■ Work to do ■
From the data that follows, copy every line holding the string "connected".

++++ Exercise data

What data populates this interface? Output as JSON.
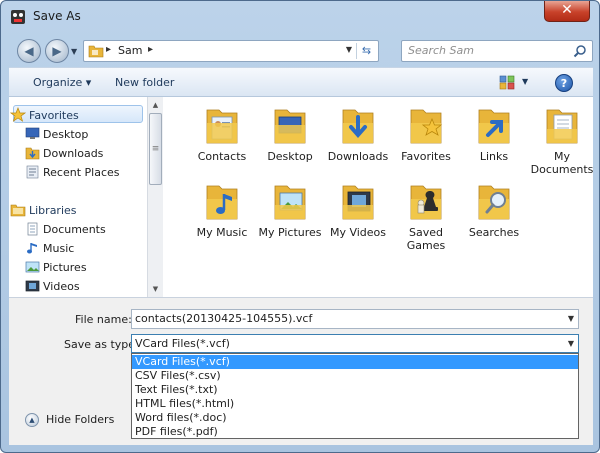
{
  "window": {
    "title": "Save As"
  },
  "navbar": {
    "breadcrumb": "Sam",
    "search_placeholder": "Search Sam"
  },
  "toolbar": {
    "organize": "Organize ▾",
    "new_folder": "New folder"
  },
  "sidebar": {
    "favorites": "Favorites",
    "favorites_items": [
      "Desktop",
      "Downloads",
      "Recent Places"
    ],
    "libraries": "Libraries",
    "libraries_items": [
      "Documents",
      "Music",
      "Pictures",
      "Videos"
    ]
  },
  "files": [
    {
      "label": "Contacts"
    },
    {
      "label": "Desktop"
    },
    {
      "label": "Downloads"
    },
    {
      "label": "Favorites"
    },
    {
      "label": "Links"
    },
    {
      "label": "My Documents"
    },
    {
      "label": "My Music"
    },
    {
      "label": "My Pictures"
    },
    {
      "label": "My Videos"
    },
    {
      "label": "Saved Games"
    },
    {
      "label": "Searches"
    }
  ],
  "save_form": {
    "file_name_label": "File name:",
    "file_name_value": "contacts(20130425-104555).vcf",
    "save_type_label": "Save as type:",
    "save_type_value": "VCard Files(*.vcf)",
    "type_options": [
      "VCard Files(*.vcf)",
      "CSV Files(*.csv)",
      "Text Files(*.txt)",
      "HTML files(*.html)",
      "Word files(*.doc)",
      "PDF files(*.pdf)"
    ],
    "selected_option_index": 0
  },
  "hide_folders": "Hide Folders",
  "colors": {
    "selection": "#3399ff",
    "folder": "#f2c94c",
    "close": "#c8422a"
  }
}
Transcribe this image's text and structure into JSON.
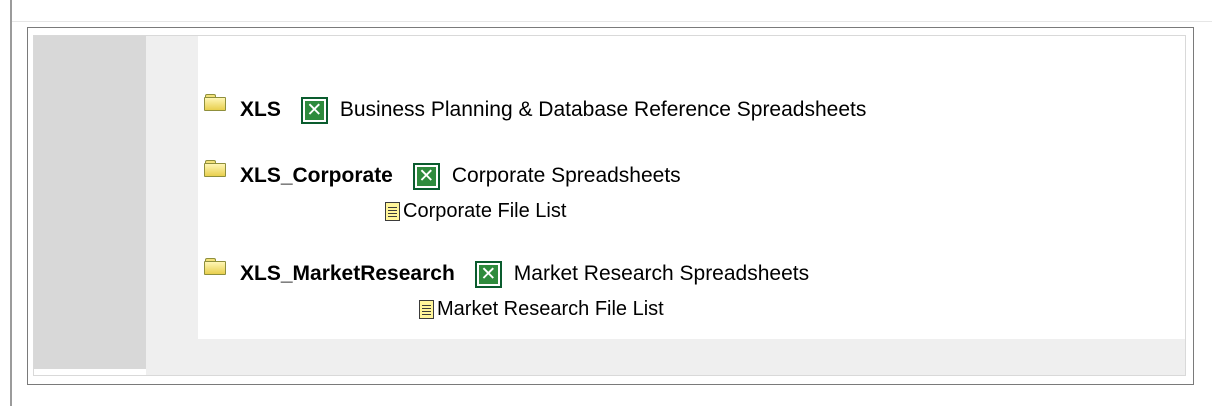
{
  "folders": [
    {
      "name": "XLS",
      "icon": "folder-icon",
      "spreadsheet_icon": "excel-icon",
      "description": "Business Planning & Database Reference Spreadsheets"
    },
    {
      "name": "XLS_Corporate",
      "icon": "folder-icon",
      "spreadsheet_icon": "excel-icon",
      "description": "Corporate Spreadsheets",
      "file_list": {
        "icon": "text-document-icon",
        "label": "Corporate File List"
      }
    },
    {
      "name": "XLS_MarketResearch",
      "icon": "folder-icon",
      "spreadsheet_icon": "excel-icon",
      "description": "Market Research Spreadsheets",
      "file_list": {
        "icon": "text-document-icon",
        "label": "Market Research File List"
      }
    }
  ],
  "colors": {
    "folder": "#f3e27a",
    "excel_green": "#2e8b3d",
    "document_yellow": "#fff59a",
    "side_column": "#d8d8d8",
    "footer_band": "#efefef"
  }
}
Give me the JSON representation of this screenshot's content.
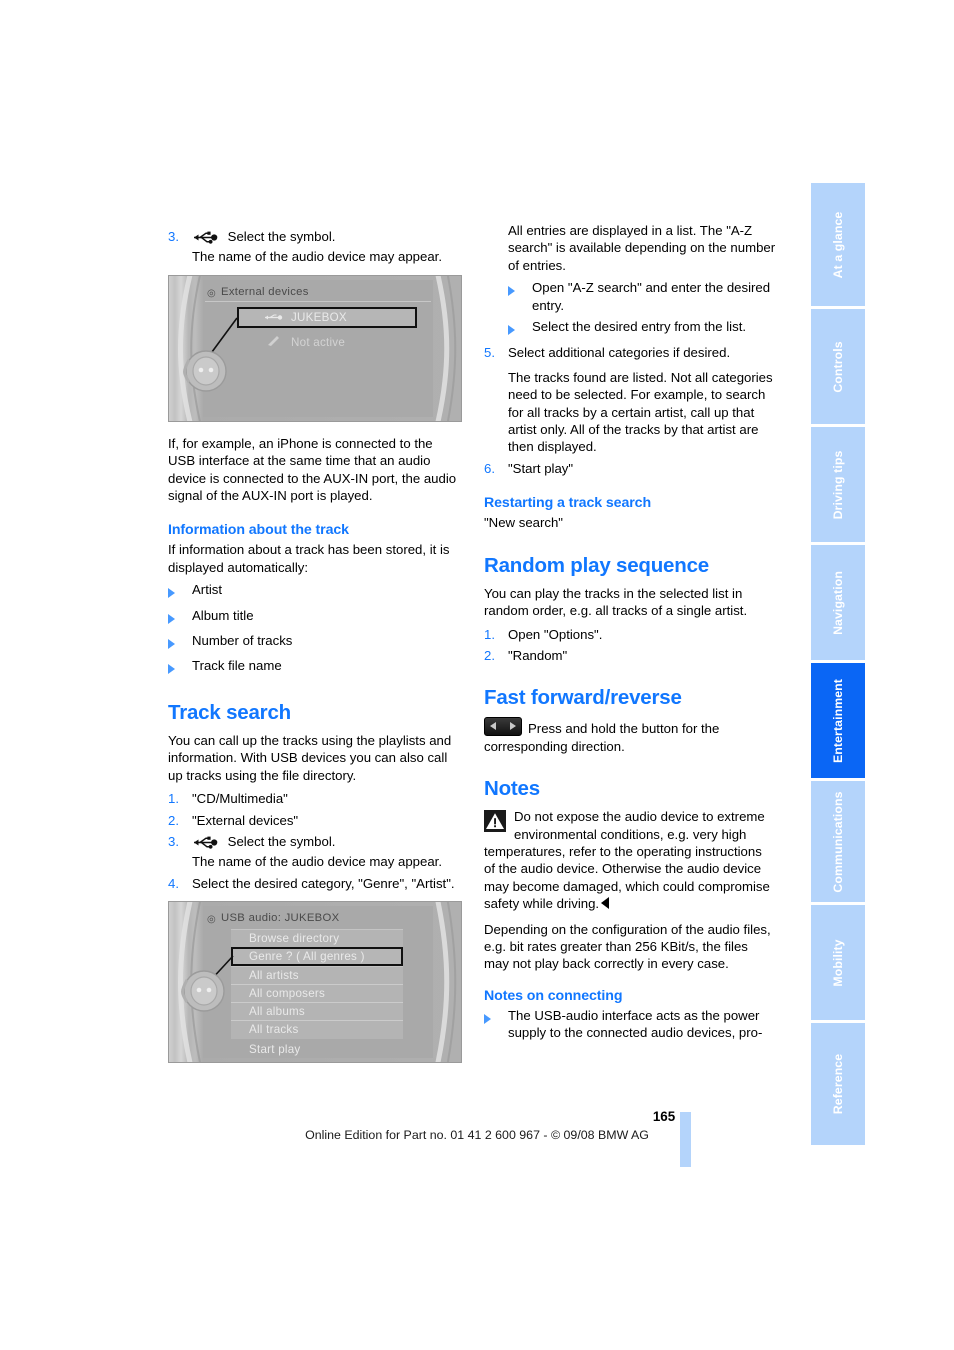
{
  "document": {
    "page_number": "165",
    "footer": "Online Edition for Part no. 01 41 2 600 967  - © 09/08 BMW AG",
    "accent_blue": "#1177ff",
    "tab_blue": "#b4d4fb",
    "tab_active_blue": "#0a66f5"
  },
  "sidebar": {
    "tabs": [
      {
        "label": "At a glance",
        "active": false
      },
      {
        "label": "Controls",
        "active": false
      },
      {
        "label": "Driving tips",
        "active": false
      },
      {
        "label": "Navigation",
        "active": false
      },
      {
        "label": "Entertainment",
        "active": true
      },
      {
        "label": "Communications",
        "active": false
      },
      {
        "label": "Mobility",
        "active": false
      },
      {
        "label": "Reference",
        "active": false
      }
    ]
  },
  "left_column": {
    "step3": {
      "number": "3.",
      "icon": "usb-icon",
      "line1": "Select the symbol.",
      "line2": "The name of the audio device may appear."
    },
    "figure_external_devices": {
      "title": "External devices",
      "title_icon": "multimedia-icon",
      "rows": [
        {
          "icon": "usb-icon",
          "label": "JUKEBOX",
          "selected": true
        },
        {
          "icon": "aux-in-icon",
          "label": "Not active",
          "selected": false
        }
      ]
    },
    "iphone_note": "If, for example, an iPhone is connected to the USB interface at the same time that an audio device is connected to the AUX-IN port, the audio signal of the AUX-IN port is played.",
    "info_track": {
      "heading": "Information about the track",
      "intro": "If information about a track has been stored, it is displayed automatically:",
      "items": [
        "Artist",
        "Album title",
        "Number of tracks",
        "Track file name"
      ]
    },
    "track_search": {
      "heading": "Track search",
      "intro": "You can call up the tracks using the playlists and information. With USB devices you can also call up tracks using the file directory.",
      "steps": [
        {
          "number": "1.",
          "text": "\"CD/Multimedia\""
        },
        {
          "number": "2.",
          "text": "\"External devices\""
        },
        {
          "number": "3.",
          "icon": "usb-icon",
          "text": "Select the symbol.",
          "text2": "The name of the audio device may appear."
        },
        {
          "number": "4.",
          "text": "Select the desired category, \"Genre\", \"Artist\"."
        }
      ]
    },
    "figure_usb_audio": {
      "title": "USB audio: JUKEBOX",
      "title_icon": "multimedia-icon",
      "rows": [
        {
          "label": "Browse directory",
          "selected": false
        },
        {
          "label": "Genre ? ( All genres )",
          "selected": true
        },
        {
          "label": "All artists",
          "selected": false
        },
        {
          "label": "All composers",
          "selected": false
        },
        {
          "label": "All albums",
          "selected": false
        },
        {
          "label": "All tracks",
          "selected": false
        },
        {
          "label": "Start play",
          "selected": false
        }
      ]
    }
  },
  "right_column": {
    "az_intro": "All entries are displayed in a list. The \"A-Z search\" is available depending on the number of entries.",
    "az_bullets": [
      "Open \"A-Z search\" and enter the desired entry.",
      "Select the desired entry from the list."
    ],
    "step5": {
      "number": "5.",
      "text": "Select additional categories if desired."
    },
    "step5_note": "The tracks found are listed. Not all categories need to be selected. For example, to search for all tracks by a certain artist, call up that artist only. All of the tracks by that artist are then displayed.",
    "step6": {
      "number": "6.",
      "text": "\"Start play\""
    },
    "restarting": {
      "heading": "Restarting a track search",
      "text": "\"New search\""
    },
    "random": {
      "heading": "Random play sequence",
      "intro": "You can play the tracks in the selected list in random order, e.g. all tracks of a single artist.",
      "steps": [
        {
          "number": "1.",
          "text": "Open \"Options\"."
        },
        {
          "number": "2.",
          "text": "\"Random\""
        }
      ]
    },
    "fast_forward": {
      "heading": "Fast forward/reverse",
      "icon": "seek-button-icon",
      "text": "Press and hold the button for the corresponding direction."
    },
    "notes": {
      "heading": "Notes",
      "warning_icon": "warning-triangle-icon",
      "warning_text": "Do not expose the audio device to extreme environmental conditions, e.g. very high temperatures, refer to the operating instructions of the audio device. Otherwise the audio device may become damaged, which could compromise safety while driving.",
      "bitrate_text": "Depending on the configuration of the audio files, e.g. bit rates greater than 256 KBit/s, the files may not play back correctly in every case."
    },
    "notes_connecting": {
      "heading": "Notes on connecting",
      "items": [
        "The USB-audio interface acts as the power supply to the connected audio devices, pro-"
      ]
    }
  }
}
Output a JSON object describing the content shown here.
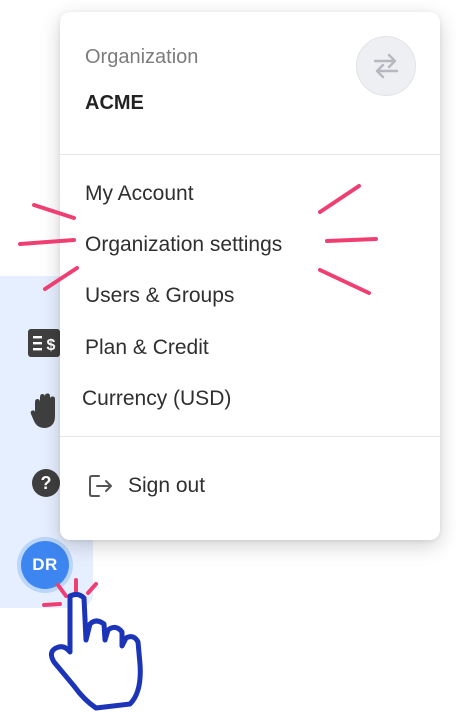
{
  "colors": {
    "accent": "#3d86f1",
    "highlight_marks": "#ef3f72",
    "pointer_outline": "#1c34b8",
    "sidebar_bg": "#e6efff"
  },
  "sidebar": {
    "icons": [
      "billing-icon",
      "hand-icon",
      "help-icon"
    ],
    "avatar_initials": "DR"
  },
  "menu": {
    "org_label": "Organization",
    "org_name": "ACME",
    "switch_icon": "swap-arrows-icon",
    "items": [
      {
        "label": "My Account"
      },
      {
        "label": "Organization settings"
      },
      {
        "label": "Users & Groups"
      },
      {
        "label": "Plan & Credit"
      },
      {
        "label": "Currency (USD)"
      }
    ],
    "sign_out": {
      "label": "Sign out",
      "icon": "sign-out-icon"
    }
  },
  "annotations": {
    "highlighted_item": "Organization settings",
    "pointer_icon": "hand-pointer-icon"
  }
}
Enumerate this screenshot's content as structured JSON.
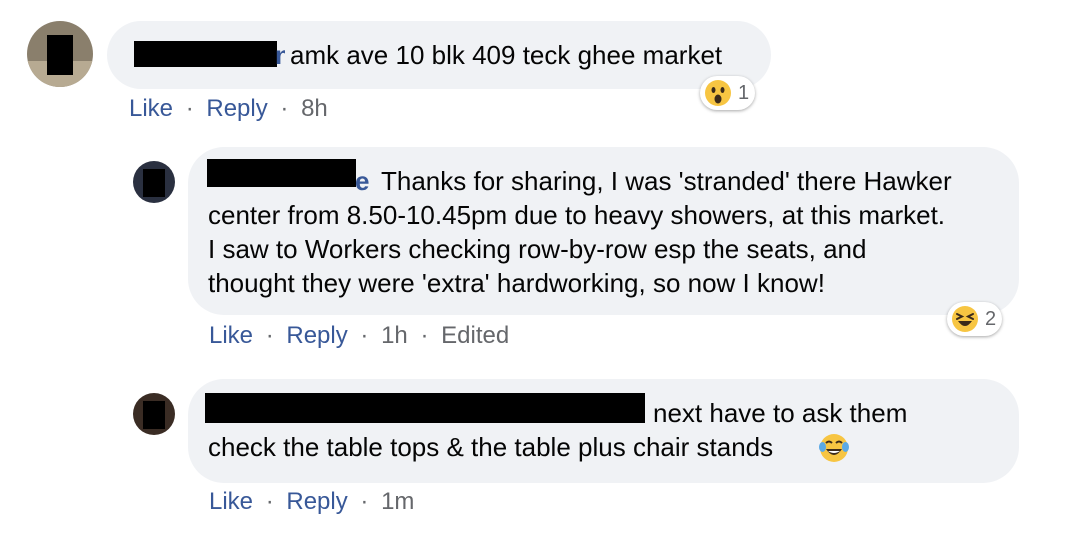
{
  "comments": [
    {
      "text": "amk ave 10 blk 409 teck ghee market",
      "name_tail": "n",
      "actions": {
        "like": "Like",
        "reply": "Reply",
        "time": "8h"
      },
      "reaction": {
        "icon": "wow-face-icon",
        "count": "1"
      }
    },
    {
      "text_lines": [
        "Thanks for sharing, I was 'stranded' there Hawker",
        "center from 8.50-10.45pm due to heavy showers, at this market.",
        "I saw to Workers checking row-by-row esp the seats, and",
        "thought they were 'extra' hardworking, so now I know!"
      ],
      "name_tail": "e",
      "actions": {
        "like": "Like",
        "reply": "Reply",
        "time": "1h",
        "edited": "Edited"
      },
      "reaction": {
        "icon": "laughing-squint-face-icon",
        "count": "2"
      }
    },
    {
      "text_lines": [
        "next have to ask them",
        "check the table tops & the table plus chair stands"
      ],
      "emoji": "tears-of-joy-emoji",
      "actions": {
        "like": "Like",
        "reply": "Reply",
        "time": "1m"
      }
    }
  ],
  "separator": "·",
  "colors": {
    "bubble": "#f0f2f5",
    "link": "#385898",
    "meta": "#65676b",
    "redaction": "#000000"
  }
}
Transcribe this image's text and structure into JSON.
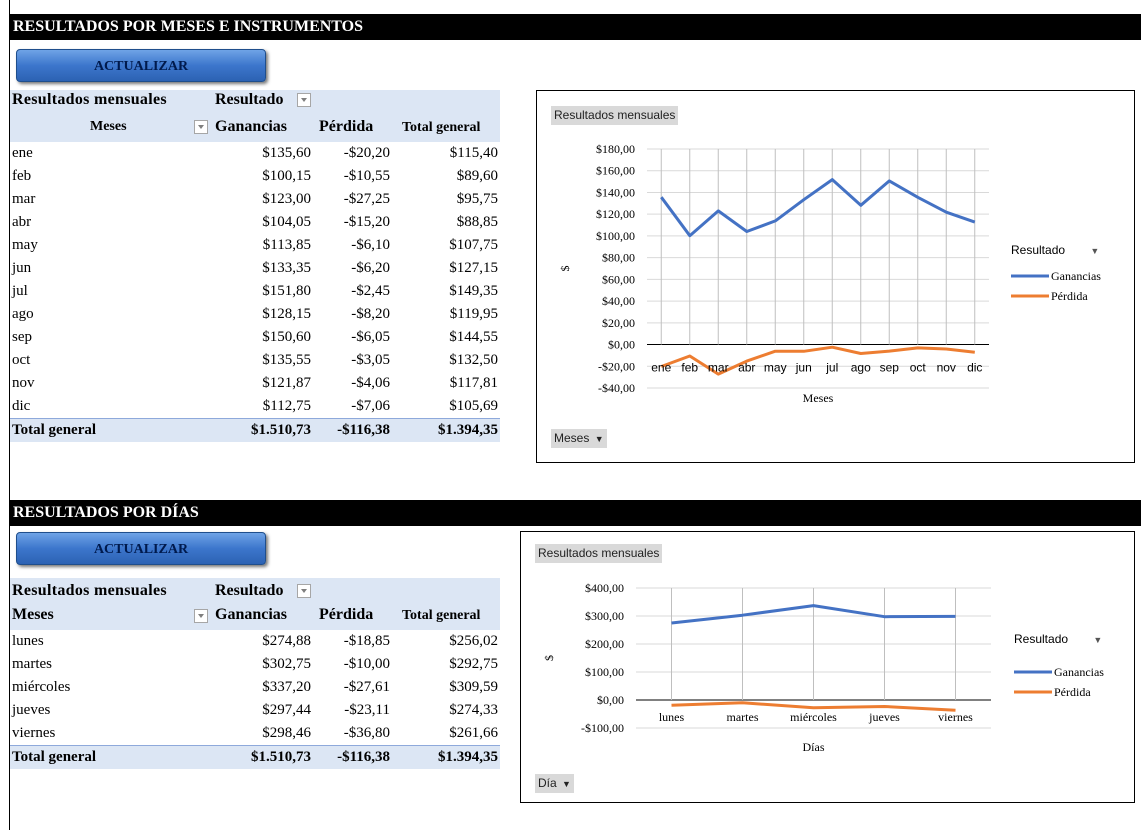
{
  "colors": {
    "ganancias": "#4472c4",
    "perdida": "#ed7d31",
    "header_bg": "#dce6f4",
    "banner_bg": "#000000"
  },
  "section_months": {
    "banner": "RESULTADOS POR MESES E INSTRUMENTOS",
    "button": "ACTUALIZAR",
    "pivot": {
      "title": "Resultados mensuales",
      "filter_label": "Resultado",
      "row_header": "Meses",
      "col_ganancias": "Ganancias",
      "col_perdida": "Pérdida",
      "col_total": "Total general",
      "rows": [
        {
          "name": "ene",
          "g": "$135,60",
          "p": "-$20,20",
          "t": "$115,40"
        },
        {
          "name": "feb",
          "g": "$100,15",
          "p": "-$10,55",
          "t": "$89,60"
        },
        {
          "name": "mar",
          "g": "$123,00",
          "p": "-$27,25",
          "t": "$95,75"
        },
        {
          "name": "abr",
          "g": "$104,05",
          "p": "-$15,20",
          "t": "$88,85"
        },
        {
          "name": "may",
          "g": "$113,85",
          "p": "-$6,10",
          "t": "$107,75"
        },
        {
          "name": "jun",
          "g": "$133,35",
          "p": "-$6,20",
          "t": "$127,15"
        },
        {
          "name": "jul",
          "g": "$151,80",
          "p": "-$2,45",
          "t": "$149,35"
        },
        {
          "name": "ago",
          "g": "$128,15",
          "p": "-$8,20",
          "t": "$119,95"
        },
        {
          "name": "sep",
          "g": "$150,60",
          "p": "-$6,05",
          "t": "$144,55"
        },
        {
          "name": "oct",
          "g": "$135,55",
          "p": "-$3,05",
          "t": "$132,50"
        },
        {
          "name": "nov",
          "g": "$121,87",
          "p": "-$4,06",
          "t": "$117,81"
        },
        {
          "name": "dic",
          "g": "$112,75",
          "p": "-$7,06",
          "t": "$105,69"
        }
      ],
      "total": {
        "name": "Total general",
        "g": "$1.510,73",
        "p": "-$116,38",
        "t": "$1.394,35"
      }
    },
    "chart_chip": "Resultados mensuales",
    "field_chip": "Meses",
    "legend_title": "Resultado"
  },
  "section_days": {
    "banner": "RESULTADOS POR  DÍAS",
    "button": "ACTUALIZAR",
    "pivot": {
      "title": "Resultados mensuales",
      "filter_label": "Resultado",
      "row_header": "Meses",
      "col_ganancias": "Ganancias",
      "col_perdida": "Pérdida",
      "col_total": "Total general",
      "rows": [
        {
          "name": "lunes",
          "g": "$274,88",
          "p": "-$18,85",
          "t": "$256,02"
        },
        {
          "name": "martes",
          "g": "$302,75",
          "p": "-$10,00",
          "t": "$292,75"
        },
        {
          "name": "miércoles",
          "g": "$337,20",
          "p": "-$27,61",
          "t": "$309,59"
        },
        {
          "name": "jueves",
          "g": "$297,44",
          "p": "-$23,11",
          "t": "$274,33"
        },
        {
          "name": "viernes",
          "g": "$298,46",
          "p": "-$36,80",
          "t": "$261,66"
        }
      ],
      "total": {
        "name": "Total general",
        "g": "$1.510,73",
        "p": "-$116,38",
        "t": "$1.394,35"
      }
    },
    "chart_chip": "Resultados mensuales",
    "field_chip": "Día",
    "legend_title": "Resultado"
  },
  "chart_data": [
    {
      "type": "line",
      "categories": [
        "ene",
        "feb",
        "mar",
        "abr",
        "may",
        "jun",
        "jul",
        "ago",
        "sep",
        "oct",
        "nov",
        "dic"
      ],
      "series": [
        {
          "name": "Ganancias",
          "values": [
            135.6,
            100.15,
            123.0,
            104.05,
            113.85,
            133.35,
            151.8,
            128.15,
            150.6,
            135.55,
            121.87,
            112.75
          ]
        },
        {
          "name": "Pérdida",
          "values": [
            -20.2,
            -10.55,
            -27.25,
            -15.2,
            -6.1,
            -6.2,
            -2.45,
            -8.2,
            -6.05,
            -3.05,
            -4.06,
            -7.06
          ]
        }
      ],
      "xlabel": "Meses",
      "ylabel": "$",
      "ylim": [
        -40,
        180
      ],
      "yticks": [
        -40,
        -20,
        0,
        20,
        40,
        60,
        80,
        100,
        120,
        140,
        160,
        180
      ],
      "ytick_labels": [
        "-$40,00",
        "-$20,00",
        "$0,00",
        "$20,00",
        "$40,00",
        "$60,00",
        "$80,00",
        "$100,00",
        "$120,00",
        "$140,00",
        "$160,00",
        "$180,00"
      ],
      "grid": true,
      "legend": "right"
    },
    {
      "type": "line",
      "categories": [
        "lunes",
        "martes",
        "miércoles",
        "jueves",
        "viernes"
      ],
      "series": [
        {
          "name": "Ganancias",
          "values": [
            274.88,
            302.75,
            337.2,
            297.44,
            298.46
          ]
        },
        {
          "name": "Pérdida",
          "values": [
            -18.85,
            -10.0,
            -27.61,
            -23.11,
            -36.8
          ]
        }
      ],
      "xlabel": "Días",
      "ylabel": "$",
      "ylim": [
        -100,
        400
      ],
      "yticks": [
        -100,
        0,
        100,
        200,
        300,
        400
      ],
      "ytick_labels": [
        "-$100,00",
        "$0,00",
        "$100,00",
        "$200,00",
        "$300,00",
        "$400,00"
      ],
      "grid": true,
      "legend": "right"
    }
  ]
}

++++++++

■ The output ■
    "iphone_note": "If, for example, an iPhone is connected to the USB interface at the same time that an audio device is connected to the AUX-IN port, the audio signal of the AUX-IN port is played.",
        "The USB-audio interface acts as the power supply to the connected audio devices, pro-"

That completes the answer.